INSTRUCTION
Check each line for the string "title". Give only the count of lines that have it.

RECORDS PROVIDED

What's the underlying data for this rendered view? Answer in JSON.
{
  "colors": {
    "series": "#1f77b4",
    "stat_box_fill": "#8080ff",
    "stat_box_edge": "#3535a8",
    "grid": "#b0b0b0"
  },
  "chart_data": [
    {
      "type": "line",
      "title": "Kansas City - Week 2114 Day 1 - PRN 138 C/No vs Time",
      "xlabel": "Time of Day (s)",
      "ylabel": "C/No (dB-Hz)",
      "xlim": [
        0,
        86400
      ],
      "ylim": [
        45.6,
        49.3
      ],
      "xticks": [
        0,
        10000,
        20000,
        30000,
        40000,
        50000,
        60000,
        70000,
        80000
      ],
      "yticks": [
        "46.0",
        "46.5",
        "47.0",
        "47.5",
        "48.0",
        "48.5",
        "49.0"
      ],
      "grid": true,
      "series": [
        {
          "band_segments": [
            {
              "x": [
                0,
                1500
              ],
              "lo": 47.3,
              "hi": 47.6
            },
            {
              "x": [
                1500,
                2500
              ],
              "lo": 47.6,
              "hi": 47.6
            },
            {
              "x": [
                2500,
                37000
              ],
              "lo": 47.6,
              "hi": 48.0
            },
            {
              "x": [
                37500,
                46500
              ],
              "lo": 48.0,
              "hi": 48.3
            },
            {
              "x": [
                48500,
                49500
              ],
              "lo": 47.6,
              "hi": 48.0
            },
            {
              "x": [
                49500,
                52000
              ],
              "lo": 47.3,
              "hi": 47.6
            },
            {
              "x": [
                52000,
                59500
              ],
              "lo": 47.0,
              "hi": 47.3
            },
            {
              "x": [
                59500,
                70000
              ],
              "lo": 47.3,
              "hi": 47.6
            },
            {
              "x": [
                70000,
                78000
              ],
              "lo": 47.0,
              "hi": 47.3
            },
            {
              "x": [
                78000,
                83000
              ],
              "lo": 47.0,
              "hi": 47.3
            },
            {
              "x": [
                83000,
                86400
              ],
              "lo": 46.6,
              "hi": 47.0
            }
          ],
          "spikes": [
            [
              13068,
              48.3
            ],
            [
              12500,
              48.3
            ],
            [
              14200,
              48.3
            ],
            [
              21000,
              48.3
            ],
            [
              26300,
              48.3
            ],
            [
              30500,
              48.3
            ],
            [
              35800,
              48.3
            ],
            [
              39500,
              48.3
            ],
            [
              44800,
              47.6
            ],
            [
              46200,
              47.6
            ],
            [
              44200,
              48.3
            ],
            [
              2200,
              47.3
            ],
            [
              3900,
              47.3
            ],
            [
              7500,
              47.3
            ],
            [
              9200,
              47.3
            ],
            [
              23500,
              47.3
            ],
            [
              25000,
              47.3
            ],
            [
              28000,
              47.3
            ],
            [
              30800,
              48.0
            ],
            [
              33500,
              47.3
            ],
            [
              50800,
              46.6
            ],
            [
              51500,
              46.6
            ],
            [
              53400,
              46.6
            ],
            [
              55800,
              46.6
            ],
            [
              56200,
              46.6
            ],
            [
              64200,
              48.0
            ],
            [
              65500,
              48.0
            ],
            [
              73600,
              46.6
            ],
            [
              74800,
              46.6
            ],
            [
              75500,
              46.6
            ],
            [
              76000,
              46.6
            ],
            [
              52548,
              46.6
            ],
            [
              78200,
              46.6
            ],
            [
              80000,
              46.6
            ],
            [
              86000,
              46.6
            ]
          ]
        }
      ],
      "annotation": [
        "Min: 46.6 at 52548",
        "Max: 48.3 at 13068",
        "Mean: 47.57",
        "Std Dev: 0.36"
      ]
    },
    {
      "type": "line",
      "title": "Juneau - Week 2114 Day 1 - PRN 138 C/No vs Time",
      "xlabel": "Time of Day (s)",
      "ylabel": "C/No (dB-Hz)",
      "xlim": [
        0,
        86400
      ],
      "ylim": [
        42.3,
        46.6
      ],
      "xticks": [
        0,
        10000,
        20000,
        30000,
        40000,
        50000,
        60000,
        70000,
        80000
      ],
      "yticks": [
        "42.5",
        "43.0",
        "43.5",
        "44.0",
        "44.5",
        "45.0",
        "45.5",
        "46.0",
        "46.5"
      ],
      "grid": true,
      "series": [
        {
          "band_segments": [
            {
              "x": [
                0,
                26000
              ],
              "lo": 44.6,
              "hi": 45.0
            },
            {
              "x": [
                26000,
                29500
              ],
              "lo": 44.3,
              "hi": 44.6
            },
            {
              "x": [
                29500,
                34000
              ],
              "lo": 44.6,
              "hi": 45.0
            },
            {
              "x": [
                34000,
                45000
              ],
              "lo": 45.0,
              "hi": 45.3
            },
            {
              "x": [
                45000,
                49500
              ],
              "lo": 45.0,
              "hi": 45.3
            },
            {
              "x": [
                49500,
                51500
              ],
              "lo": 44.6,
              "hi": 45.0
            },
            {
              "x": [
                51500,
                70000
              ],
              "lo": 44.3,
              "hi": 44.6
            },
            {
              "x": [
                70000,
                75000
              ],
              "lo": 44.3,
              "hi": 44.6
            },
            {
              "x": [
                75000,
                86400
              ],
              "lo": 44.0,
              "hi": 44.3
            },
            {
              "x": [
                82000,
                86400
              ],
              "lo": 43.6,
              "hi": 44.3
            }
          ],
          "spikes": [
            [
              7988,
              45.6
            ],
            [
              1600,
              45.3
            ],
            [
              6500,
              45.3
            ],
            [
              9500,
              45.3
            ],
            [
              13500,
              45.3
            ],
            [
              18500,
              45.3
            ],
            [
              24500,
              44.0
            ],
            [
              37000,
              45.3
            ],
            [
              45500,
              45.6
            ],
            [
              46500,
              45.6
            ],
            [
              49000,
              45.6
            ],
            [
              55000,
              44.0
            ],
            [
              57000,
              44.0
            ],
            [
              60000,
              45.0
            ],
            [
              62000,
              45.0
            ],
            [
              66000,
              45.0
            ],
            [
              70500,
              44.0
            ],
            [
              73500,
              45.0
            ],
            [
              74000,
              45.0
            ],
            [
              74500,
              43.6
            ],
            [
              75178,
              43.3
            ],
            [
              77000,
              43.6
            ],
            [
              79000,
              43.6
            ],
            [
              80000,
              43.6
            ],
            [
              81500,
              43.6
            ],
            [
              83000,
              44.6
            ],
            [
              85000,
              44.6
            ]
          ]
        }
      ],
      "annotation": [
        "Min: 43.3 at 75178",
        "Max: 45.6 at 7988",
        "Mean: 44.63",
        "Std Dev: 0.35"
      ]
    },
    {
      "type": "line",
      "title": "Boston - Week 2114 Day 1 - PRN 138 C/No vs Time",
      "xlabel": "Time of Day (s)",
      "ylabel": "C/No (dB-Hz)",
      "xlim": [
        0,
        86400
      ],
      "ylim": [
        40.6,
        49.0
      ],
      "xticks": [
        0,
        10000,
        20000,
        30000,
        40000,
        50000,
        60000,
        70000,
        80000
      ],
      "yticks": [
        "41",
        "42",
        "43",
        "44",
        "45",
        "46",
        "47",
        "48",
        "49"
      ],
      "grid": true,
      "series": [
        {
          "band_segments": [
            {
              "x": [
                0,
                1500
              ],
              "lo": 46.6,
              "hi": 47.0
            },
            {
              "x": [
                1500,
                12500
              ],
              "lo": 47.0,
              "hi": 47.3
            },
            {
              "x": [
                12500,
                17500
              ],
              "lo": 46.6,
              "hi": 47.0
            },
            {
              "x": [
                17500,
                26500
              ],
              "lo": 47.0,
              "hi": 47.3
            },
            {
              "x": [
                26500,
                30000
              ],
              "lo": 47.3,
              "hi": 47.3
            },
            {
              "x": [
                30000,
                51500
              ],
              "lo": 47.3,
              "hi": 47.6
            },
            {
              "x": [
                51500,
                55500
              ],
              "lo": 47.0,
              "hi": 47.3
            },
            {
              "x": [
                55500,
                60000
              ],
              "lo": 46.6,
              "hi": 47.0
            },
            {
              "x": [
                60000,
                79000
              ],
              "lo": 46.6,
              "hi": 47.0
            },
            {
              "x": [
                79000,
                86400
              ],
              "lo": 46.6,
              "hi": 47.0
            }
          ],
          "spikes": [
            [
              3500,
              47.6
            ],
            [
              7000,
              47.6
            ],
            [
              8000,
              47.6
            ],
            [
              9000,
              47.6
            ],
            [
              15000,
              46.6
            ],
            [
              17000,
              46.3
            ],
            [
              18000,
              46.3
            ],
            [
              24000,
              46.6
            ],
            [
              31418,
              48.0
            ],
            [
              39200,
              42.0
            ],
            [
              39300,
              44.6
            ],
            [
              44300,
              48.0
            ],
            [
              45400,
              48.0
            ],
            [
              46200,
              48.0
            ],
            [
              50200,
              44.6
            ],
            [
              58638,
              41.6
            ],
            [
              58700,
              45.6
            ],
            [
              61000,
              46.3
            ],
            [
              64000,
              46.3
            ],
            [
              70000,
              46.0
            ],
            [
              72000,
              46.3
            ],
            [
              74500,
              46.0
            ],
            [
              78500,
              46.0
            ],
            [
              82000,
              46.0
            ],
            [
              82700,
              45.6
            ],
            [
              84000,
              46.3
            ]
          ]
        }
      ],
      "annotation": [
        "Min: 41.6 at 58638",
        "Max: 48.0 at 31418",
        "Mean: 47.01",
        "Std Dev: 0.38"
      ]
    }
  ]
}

RESULT BELOW
3